::: Dataset extract
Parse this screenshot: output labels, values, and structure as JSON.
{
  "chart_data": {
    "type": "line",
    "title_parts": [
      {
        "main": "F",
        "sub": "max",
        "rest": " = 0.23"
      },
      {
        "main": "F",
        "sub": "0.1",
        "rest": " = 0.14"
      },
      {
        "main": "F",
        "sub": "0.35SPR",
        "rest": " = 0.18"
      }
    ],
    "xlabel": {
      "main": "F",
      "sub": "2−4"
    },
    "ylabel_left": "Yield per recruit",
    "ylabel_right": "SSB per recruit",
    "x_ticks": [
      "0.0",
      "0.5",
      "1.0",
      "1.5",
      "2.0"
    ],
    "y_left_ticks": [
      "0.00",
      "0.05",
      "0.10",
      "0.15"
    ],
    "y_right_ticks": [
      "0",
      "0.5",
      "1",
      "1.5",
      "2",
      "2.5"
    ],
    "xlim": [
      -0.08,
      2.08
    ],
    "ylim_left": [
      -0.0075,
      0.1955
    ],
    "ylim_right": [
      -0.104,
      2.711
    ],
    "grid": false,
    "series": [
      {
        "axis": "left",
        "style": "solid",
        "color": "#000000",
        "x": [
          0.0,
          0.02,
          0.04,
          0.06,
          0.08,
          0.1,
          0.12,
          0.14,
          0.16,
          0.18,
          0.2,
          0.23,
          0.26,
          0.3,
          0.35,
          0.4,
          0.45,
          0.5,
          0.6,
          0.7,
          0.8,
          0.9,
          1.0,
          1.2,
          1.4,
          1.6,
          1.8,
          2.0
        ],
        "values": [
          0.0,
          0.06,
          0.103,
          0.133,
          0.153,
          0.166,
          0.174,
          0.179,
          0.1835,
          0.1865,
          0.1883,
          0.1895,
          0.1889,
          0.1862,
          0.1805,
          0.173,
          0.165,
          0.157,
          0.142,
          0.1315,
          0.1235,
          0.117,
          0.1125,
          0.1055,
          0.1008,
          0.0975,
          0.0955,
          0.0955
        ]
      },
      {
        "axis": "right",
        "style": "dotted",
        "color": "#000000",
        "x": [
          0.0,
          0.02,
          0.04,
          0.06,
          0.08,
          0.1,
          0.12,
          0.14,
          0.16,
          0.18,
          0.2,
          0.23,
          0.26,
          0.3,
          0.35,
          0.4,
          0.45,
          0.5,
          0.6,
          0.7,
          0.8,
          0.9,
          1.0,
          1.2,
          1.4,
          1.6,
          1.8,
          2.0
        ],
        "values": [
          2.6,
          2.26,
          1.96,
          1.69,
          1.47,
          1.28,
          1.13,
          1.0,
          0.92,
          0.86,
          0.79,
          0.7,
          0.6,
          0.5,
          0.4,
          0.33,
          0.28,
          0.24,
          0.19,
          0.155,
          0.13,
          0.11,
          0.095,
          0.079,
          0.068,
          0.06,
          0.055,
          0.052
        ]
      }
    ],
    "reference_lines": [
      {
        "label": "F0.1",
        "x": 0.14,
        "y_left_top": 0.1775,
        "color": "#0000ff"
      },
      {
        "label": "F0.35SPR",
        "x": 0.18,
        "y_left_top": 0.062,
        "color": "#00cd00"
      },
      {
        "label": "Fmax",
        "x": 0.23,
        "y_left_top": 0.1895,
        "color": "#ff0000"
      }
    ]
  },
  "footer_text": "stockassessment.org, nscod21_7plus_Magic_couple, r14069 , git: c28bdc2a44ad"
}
::::::
List all lines from the entries that include the word "color".

◆ Full solution ◆
        "color": "#000000",
        "color": "#000000",
        "color": "#0000ff"
        "color": "#00cd00"
        "color": "#ff0000"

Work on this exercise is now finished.